Input start

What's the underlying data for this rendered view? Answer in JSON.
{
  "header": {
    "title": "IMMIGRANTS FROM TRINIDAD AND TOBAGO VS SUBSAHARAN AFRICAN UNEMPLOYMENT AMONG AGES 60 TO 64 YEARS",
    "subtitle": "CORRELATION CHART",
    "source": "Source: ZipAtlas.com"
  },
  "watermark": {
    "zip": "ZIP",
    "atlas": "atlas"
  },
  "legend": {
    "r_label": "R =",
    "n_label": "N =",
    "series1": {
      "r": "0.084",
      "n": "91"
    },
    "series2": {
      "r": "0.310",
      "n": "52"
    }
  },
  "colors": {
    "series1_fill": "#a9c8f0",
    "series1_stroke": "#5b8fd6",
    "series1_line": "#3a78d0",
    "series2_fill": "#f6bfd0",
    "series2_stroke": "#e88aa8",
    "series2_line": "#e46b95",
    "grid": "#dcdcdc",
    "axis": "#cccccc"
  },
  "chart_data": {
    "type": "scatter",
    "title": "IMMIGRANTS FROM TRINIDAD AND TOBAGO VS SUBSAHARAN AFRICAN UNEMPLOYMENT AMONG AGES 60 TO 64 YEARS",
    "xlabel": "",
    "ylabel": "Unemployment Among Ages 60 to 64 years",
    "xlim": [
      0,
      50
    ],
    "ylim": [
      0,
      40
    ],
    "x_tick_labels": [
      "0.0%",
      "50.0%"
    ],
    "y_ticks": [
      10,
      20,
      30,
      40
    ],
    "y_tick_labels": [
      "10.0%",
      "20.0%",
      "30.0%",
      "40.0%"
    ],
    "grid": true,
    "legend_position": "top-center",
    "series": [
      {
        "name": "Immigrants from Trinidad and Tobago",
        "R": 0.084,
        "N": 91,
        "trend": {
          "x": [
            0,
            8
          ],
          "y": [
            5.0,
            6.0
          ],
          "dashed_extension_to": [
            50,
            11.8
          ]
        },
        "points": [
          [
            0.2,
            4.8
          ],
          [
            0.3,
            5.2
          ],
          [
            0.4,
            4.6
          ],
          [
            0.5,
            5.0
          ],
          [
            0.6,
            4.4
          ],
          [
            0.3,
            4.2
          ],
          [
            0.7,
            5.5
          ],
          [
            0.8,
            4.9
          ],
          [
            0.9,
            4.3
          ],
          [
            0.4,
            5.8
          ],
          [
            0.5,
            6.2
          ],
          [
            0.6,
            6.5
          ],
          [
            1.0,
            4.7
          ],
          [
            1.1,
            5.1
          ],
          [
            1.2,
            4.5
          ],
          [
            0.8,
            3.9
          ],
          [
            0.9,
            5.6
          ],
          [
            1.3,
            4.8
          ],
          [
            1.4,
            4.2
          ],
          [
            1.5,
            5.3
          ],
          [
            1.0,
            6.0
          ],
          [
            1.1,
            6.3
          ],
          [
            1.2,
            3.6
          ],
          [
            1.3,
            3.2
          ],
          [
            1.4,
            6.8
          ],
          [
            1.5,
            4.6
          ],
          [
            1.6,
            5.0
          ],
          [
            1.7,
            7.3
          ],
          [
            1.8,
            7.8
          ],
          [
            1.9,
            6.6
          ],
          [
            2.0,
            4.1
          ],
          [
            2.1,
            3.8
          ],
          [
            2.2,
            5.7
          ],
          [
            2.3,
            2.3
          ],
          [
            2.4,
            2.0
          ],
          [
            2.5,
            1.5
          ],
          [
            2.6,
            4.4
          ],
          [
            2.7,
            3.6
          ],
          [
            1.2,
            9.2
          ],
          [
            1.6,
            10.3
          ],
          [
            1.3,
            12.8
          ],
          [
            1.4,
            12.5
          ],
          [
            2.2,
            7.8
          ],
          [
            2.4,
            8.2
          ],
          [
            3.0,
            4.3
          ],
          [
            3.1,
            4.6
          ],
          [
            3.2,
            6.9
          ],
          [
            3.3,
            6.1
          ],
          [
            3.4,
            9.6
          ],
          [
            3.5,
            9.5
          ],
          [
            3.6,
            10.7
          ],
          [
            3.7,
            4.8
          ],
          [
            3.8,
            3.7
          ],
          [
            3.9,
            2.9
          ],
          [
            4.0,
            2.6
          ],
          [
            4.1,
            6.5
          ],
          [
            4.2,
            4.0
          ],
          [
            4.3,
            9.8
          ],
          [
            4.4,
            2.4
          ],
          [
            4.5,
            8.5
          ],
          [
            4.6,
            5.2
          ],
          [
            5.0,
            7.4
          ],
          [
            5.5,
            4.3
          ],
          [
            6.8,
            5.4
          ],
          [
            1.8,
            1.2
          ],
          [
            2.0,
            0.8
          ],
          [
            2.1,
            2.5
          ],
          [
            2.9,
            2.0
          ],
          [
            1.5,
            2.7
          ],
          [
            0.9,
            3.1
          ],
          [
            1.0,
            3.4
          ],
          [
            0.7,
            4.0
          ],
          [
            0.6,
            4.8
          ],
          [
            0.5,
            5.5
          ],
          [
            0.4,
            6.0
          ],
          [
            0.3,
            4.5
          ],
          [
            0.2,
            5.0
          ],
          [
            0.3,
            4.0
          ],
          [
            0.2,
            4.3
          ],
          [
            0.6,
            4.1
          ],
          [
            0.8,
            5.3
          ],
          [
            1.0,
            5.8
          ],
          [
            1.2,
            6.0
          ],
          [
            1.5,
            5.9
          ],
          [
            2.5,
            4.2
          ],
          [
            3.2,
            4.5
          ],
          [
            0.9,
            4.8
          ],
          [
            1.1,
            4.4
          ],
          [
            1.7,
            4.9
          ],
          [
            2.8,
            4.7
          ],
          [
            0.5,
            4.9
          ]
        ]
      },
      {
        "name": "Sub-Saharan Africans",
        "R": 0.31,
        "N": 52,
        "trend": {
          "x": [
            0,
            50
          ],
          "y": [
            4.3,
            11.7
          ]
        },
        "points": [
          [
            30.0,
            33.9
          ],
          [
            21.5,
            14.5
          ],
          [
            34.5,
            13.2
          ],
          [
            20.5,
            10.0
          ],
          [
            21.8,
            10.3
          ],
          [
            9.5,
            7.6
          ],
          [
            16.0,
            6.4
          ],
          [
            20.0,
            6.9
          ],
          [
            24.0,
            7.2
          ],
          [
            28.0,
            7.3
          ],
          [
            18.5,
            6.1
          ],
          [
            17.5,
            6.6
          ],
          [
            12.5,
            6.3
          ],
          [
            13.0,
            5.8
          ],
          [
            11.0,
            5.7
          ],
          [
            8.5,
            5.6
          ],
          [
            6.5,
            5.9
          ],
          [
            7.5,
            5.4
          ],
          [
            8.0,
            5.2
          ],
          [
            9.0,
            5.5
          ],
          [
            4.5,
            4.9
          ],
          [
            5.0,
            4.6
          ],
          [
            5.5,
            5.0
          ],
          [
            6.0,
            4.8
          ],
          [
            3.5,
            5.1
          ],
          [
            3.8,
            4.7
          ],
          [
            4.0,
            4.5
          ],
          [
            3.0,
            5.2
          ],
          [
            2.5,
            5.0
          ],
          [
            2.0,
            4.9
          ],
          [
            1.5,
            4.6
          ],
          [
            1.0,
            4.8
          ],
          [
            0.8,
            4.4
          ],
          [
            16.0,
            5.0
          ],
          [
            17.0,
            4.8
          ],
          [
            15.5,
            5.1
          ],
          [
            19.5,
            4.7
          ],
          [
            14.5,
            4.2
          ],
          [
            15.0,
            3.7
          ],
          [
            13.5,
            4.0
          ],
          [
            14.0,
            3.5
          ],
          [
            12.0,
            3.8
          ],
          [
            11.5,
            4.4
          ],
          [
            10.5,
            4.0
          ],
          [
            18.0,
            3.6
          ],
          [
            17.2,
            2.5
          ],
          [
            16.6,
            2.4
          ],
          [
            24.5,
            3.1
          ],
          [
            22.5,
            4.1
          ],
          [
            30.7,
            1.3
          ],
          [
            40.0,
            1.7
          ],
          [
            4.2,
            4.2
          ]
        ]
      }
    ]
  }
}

Input end

What to produce:
Give only the number of lines in the data that hold the string "name".

Reply to the exercise:
2